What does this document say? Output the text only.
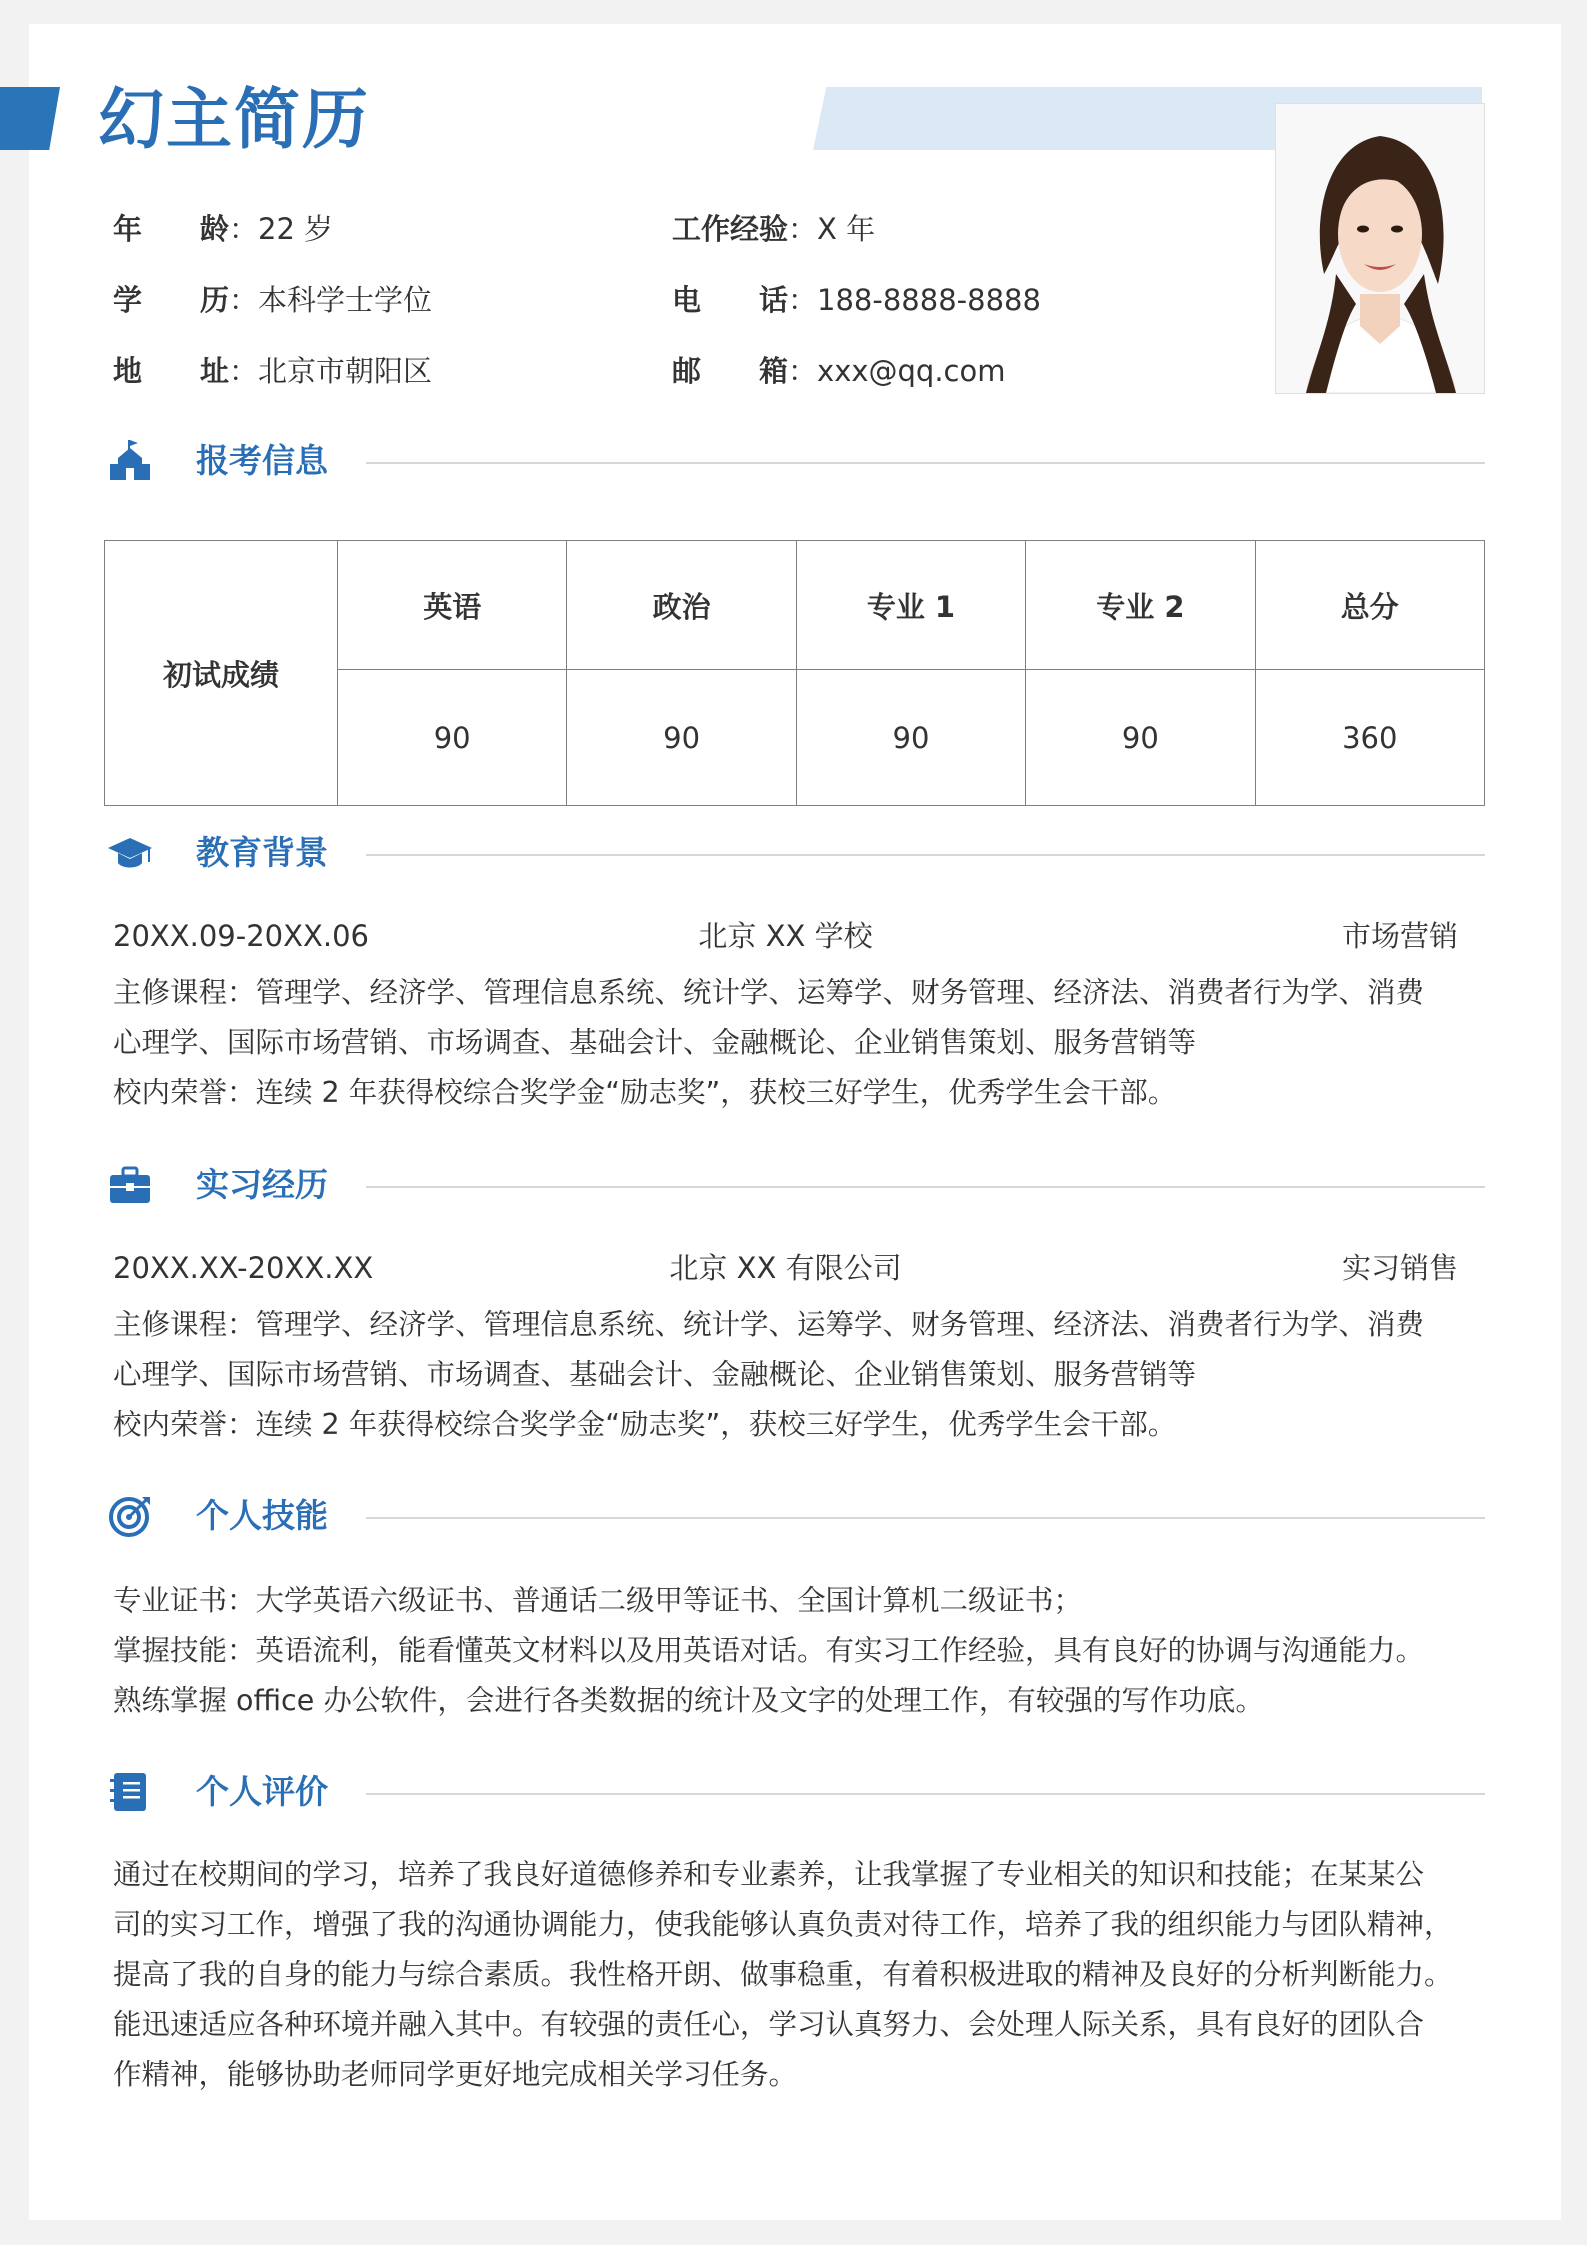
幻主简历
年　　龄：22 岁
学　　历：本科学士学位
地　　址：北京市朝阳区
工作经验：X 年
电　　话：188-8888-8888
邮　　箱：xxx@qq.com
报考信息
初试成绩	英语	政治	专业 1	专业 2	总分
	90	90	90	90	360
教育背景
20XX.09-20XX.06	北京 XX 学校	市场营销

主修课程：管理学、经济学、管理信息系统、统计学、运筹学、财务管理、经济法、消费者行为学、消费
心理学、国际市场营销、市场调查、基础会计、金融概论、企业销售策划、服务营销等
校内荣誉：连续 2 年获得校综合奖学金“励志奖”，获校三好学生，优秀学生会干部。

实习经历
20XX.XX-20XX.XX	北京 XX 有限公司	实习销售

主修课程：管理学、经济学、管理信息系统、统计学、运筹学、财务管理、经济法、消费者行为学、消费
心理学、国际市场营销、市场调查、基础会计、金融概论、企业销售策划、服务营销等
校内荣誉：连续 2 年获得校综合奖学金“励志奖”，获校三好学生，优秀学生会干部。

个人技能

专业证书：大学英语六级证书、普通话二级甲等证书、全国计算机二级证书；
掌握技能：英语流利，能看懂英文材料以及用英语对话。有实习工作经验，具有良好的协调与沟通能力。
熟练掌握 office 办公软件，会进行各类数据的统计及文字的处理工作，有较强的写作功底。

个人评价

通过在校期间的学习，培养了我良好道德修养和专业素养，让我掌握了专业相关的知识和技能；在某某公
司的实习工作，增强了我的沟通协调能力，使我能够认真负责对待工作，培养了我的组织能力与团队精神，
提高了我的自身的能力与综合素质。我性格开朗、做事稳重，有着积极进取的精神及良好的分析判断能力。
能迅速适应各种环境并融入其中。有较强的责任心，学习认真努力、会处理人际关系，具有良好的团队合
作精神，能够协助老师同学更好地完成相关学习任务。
########################################
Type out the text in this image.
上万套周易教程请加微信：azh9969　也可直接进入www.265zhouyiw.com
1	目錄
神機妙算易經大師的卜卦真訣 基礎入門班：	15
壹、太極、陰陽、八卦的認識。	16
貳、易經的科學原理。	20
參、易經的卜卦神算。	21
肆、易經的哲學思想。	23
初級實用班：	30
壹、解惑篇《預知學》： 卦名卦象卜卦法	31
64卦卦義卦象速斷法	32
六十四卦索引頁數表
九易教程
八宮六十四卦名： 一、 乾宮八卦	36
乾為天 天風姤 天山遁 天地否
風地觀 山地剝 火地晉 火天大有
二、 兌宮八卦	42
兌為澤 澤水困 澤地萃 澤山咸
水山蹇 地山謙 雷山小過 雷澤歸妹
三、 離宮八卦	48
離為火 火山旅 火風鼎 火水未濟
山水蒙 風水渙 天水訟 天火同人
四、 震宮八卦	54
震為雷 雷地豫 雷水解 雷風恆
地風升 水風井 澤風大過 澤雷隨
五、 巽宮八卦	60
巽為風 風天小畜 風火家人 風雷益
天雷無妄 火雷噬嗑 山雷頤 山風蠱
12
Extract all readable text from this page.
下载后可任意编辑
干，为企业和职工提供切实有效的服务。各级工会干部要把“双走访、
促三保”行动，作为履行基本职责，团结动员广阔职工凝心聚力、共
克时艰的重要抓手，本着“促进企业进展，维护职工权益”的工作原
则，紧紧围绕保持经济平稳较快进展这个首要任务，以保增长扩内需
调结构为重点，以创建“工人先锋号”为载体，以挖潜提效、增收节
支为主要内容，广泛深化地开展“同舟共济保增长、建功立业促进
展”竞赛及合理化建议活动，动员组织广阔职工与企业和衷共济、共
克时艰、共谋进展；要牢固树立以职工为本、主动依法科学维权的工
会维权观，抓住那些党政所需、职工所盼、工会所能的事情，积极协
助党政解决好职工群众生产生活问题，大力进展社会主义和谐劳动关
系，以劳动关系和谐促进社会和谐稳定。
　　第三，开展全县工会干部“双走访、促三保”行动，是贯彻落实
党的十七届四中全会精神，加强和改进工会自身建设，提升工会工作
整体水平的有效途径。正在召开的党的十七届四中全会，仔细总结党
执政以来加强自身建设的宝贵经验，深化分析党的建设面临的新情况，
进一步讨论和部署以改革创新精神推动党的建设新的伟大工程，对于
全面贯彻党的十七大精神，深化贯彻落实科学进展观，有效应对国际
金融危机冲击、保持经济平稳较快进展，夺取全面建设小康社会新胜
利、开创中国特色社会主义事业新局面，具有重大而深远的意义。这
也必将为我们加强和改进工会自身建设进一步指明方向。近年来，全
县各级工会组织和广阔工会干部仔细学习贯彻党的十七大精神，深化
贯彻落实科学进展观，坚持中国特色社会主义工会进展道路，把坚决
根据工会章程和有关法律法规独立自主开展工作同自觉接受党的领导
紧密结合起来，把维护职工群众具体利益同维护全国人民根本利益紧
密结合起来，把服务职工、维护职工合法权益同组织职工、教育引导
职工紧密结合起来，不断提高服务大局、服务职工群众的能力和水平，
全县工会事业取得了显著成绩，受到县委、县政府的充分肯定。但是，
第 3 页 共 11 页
########################################
Copy all lines from the listing that contain "this".

What does this document say? Output the text only.
Type out the text in this image.
Extract all readable text from this page.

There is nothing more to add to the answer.